Written instruction: Please format the rows below as a numbered list, leaving out any blank lines.

Annotated element entries:
● ● ● ●
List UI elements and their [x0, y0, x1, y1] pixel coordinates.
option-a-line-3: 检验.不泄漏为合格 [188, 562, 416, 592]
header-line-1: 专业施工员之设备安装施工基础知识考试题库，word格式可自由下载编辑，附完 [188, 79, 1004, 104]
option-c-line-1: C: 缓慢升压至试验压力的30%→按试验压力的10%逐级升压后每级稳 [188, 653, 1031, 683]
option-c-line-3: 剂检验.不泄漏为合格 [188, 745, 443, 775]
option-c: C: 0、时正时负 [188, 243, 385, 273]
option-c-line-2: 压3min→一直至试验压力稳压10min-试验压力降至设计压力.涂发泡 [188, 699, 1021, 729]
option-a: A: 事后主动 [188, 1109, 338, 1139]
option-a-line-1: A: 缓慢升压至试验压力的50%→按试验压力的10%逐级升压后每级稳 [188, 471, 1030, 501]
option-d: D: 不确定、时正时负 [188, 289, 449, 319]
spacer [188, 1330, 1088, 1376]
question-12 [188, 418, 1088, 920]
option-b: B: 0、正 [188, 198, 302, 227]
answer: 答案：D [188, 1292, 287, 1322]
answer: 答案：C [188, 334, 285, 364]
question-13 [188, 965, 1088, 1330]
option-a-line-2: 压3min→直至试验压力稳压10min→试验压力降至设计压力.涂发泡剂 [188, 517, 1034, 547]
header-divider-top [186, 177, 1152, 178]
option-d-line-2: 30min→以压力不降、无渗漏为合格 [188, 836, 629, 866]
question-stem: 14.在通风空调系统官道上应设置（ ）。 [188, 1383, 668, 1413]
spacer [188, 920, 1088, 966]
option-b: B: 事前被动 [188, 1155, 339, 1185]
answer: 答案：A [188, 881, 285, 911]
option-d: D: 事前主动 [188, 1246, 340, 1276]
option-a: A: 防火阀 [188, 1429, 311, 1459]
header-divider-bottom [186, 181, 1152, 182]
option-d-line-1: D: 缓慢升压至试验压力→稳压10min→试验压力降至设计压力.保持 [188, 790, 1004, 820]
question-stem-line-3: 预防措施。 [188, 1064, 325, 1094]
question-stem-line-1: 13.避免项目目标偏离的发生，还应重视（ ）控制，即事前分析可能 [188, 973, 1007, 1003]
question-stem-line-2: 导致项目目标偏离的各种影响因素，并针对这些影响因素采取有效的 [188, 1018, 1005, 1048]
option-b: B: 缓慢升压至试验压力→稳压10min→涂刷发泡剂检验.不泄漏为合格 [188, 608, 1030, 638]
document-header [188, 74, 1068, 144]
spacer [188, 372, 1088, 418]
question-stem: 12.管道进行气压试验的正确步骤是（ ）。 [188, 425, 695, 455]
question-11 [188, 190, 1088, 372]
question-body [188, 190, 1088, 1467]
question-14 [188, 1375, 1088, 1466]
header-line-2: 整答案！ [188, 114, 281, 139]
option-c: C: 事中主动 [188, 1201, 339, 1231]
● ● ● ●
Response:
1. List UI elements and their [x0, y0, x1, y1] pixel coordinates.
2. option-a-line-3: 检验.不泄漏为合格 [188, 562, 416, 592]
3. header-line-1: 专业施工员之设备安装施工基础知识考试题库，word格式可自由下载编辑，附完 [188, 79, 1004, 104]
4. option-c-line-1: C: 缓慢升压至试验压力的30%→按试验压力的10%逐级升压后每级稳 [188, 653, 1031, 683]
5. option-c-line-3: 剂检验.不泄漏为合格 [188, 745, 443, 775]
6. option-c: C: 0、时正时负 [188, 243, 385, 273]
7. option-c-line-2: 压3min→一直至试验压力稳压10min-试验压力降至设计压力.涂发泡 [188, 699, 1021, 729]
8. option-a: A: 事后主动 [188, 1109, 338, 1139]
9. option-a-line-1: A: 缓慢升压至试验压力的50%→按试验压力的10%逐级升压后每级稳 [188, 471, 1030, 501]
10. option-d: D: 不确定、时正时负 [188, 289, 449, 319]
11. spacer [188, 1330, 1088, 1376]
12. question-12 [188, 418, 1088, 920]
13. option-b: B: 0、正 [188, 198, 302, 227]
14. answer: 答案：D [188, 1292, 287, 1322]
15. answer: 答案：C [188, 334, 285, 364]
16. question-13 [188, 965, 1088, 1330]
17. option-a-line-2: 压3min→直至试验压力稳压10min→试验压力降至设计压力.涂发泡剂 [188, 517, 1034, 547]
18. header-divider-top [186, 177, 1152, 178]
19. option-d-line-2: 30min→以压力不降、无渗漏为合格 [188, 836, 629, 866]
20. question-stem: 14.在通风空调系统官道上应设置（ ）。 [188, 1383, 668, 1413]
21. spacer [188, 920, 1088, 966]
22. option-b: B: 事前被动 [188, 1155, 339, 1185]
23. answer: 答案：A [188, 881, 285, 911]
24. option-d: D: 事前主动 [188, 1246, 340, 1276]
25. option-a: A: 防火阀 [188, 1429, 311, 1459]
26. header-divider-bottom [186, 181, 1152, 182]
27. option-d-line-1: D: 缓慢升压至试验压力→稳压10min→试验压力降至设计压力.保持 [188, 790, 1004, 820]
28. question-stem-line-3: 预防措施。 [188, 1064, 325, 1094]
29. question-stem-line-1: 13.避免项目目标偏离的发生，还应重视（ ）控制，即事前分析可能 [188, 973, 1007, 1003]
30. question-stem-line-2: 导致项目目标偏离的各种影响因素，并针对这些影响因素采取有效的 [188, 1018, 1005, 1048]
31. option-b: B: 缓慢升压至试验压力→稳压10min→涂刷发泡剂检验.不泄漏为合格 [188, 608, 1030, 638]
32. document-header [188, 74, 1068, 144]
33. spacer [188, 372, 1088, 418]
34. question-stem: 12.管道进行气压试验的正确步骤是（ ）。 [188, 425, 695, 455]
35. question-11 [188, 190, 1088, 372]
36. question-body [188, 190, 1088, 1467]
37. question-14 [188, 1375, 1088, 1466]
38. header-line-2: 整答案！ [188, 114, 281, 139]
39. option-c: C: 事中主动 [188, 1201, 339, 1231]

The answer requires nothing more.